> SET EXERCISE:
Please pull out every line that includes the string "JSON".

> DATA SHOWN:
"""

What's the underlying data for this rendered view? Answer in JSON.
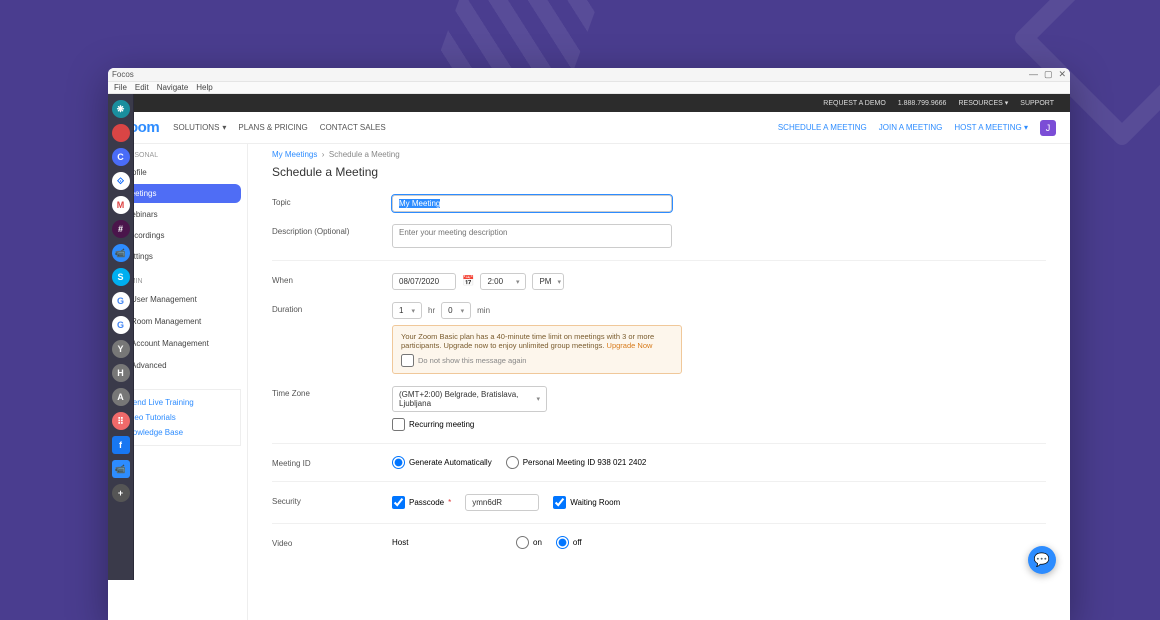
{
  "os": {
    "title": "Focos",
    "menus": [
      "File",
      "Edit",
      "Navigate",
      "Help"
    ],
    "controls": {
      "min": "—",
      "max": "▢",
      "close": "✕"
    }
  },
  "topbar": {
    "demo": "REQUEST A DEMO",
    "phone": "1.888.799.9666",
    "resources": "RESOURCES",
    "support": "SUPPORT"
  },
  "header": {
    "logo": "zoom",
    "nav": {
      "solutions": "SOLUTIONS",
      "plans": "PLANS & PRICING",
      "contact": "CONTACT SALES"
    },
    "right": {
      "schedule": "SCHEDULE A MEETING",
      "join": "JOIN A MEETING",
      "host": "HOST A MEETING"
    },
    "avatar": "J"
  },
  "sidebar": {
    "personal_head": "PERSONAL",
    "items": [
      "Profile",
      "Meetings",
      "Webinars",
      "Recordings",
      "Settings"
    ],
    "active_index": 1,
    "admin_head": "ADMIN",
    "admin_items": [
      "User Management",
      "Room Management",
      "Account Management",
      "Advanced"
    ],
    "help": [
      "Attend Live Training",
      "Video Tutorials",
      "Knowledge Base"
    ]
  },
  "breadcrumb": {
    "root": "My Meetings",
    "current": "Schedule a Meeting"
  },
  "page_title": "Schedule a Meeting",
  "form": {
    "topic_label": "Topic",
    "topic_value": "My Meeting",
    "desc_label": "Description (Optional)",
    "desc_placeholder": "Enter your meeting description",
    "when_label": "When",
    "date": "08/07/2020",
    "time": "2:00",
    "ampm": "PM",
    "duration_label": "Duration",
    "dur_hr": "1",
    "dur_hr_unit": "hr",
    "dur_min": "0",
    "dur_min_unit": "min",
    "banner_text": "Your Zoom Basic plan has a 40-minute time limit on meetings with 3 or more participants. Upgrade now to enjoy unlimited group meetings.",
    "banner_link": "Upgrade Now",
    "banner_check": "Do not show this message again",
    "tz_label": "Time Zone",
    "tz_value": "(GMT+2:00) Belgrade, Bratislava, Ljubljana",
    "recurring": "Recurring meeting",
    "meeting_id_label": "Meeting ID",
    "mid_auto": "Generate Automatically",
    "mid_personal": "Personal Meeting ID 938 021 2402",
    "security_label": "Security",
    "passcode_label": "Passcode",
    "passcode_value": "ymn6dR",
    "waiting_room": "Waiting Room",
    "video_label": "Video",
    "video_host": "Host",
    "on": "on",
    "off": "off"
  },
  "dock": [
    {
      "bg": "#1a8e9e",
      "txt": "❋"
    },
    {
      "bg": "#d94545",
      "txt": ""
    },
    {
      "bg": "#4a6cf7",
      "txt": "C"
    },
    {
      "bg": "#ffffff",
      "txt": "⟐",
      "fg": "#0061ff"
    },
    {
      "bg": "#ffffff",
      "txt": "M",
      "fg": "#d44"
    },
    {
      "bg": "#4a154b",
      "txt": "#"
    },
    {
      "bg": "#2d8cff",
      "txt": "📹"
    },
    {
      "bg": "#00aff0",
      "txt": "S"
    },
    {
      "bg": "#ffffff",
      "txt": "G",
      "fg": "#4285f4"
    },
    {
      "bg": "#ffffff",
      "txt": "G",
      "fg": "#4285f4"
    },
    {
      "bg": "#777",
      "txt": "Y"
    },
    {
      "bg": "#777",
      "txt": "H"
    },
    {
      "bg": "#777",
      "txt": "A"
    },
    {
      "bg": "#f06a6a",
      "txt": "⠿"
    },
    {
      "bg": "#1877f2",
      "txt": "f",
      "sq": true
    },
    {
      "bg": "#2d8cff",
      "txt": "📹",
      "sq": true
    },
    {
      "bg": "#555",
      "txt": "+"
    }
  ]
}
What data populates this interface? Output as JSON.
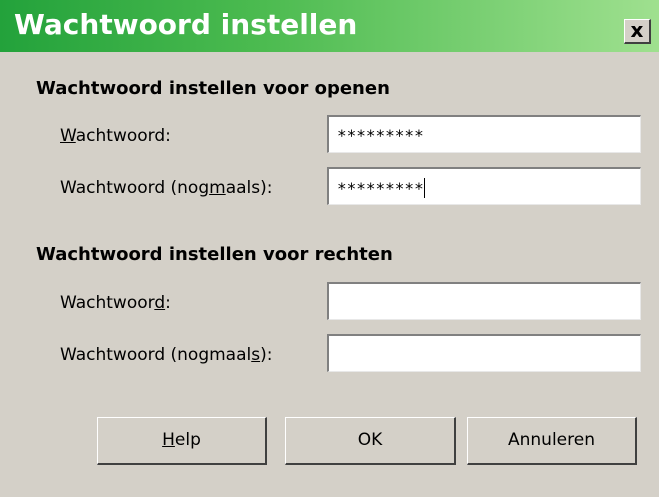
{
  "dialog": {
    "title": "Wachtwoord instellen",
    "close_symbol": "x"
  },
  "open_section": {
    "heading": "Wachtwoord instellen voor openen",
    "password": {
      "label_key": "W",
      "label_rest": "achtwoord:",
      "value": "*********"
    },
    "confirm": {
      "label_before": "Wachtwoord (nog",
      "label_key": "m",
      "label_after": "aals):",
      "value": "*********"
    }
  },
  "rights_section": {
    "heading": "Wachtwoord instellen voor rechten",
    "password": {
      "label_before": "Wachtwoor",
      "label_key": "d",
      "label_after": ":",
      "value": ""
    },
    "confirm": {
      "label_before": "Wachtwoord (nogmaal",
      "label_key": "s",
      "label_after": "):",
      "value": ""
    }
  },
  "buttons": {
    "help_key": "H",
    "help_rest": "elp",
    "ok": "OK",
    "cancel": "Annuleren"
  },
  "colors": {
    "titlebar_start": "#23a23b",
    "titlebar_end": "#9fe08f",
    "dialog_bg": "#d4d0c8"
  }
}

"""

> RESPONSE TO THE TASK:
What's the underlying data for this rendered view? Answer in JSON.
What data populates this interface? Output as JSON.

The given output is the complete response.